§ Work to do:
Exactly as written, please set down all of the entries again, with no pictures.

————

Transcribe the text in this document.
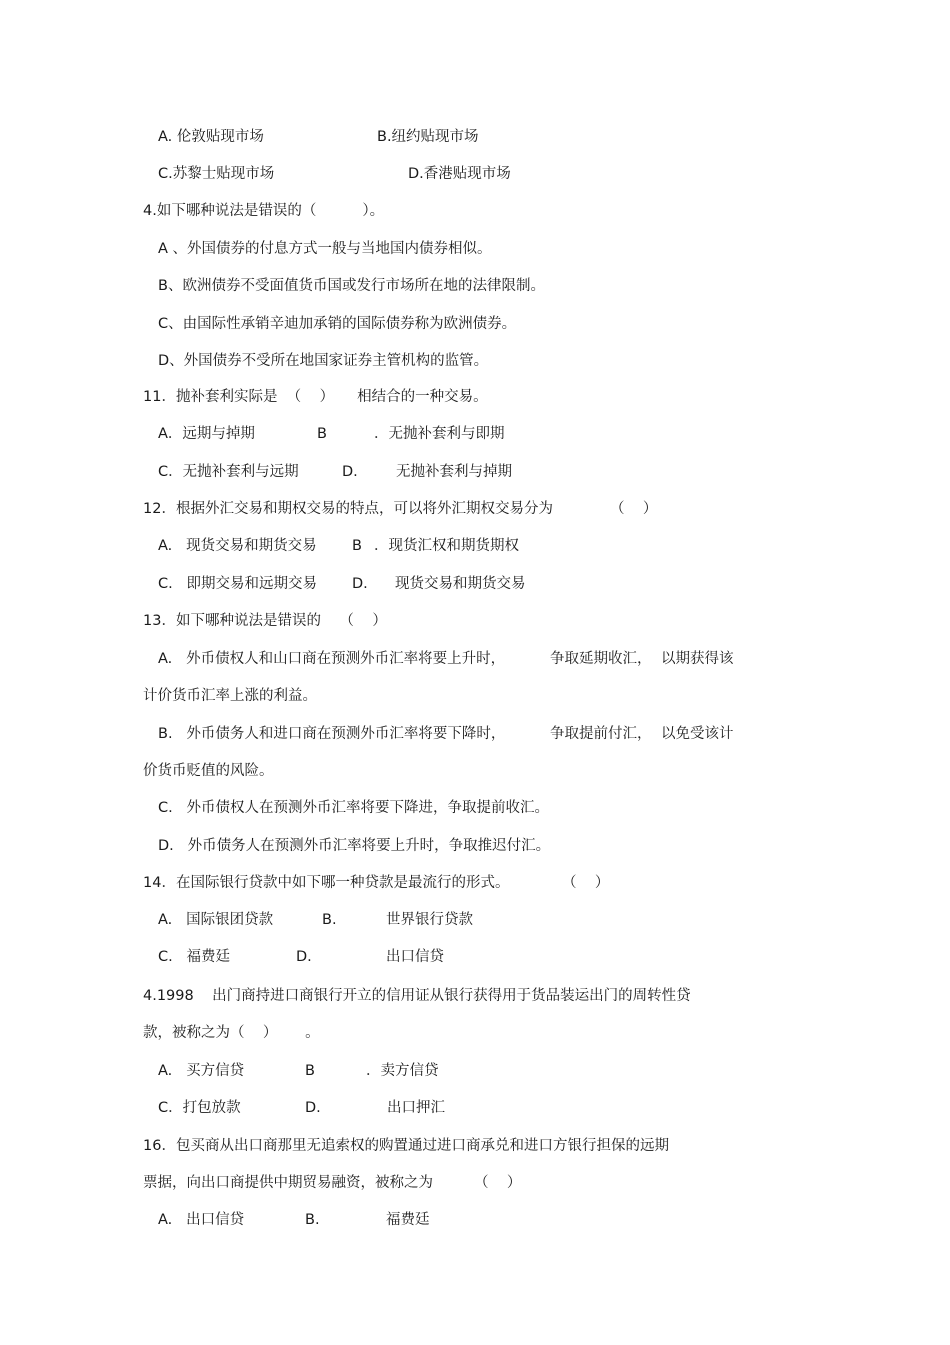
A. 伦敦贴现市场	B.纽约贴现市场
C.苏黎士贴现市场	D.香港贴现市场
4.如下哪种说法是错误的（          ）。
A 、外国债券的付息方式一般与当地国内债券相似。
B、欧洲债券不受面值货币国或发行市场所在地的法律限制。
C、由国际性承销辛迪加承销的国际债券称为欧洲债券。
D、外国债券不受所在地国家证券主管机构的监管。
11．抛补套利实际是  （    ）     相结合的一种交易。
A．远期与掉期	B	．无抛补套利与即期
C．无抛补套利与远期	D.	无抛补套利与掉期
12．根据外汇交易和期权交易的特点，可以将外汇期权交易分为	（    ）
A.   现货交易和期货交易 B ．现货汇权和期货期权
C.   即期交易和远期交易 D. 现货交易和期货交易
13．如下哪种说法是错误的    （    ）
A.   外币债权人和山口商在预测外币汇率将要上升时，	争取延期收汇， 以期获得该
计价货币汇率上涨的利益。
B.   外币债务人和进口商在预测外币汇率将要下降时，	争取提前付汇， 以免受该计
价货币贬值的风险。
C.   外币债权人在预测外币汇率将要下降进，争取提前收汇。
D.   外币债务人在预测外币汇率将要上升时，争取推迟付汇。
14．在国际银行贷款中如下哪一种贷款是最流行的形式。	（    ）
A.   国际银团贷款	B.	世界银行贷款
C.   福费廷	D.	出口信贷
4.1998    出门商持进口商银行开立的信用证从银行获得用于货品装运出门的周转性贷
款，被称之为（    ）      。
A.   买方信贷	B	．卖方信贷
C．打包放款	D.	出口押汇
16．包买商从出口商那里无追索权的购置通过进口商承兑和进口方银行担保的远期
票据，向出口商提供中期贸易融资，被称之为	（    ）
A.   出口信贷	B.	福费廷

————

§ Exercise output:
Transcribe the text in this document.
A. 伦敦贴现市场	B.纽约贴现市场
C.苏黎士贴现市场	D.香港贴现市场
4.如下哪种说法是错误的（          ）。
A 、外国债券的付息方式一般与当地国内债券相似。
B、欧洲债券不受面值货币国或发行市场所在地的法律限制。
C、由国际性承销辛迪加承销的国际债券称为欧洲债券。
D、外国债券不受所在地国家证券主管机构的监管。
11．抛补套利实际是  （    ）     相结合的一种交易。
A．远期与掉期	B	．无抛补套利与即期
C．无抛补套利与远期	D.	无抛补套利与掉期
12．根据外汇交易和期权交易的特点，可以将外汇期权交易分为	（    ）
A.   现货交易和期货交易 B ．现货汇权和期货期权
C.   即期交易和远期交易 D. 现货交易和期货交易
13．如下哪种说法是错误的    （    ）
A.   外币债权人和山口商在预测外币汇率将要上升时，	争取延期收汇， 以期获得该
计价货币汇率上涨的利益。
B.   外币债务人和进口商在预测外币汇率将要下降时，	争取提前付汇， 以免受该计
价货币贬值的风险。
C.   外币债权人在预测外币汇率将要下降进，争取提前收汇。
D.   外币债务人在预测外币汇率将要上升时，争取推迟付汇。
14．在国际银行贷款中如下哪一种贷款是最流行的形式。	（    ）
A.   国际银团贷款	B.	世界银行贷款
C.   福费廷	D.	出口信贷
4.1998    出门商持进口商银行开立的信用证从银行获得用于货品装运出门的周转性贷
款，被称之为（    ）      。
A.   买方信贷	B	．卖方信贷
C．打包放款	D.	出口押汇
16．包买商从出口商那里无追索权的购置通过进口商承兑和进口方银行担保的远期
票据，向出口商提供中期贸易融资，被称之为	（    ）
A.   出口信贷	B.	福费廷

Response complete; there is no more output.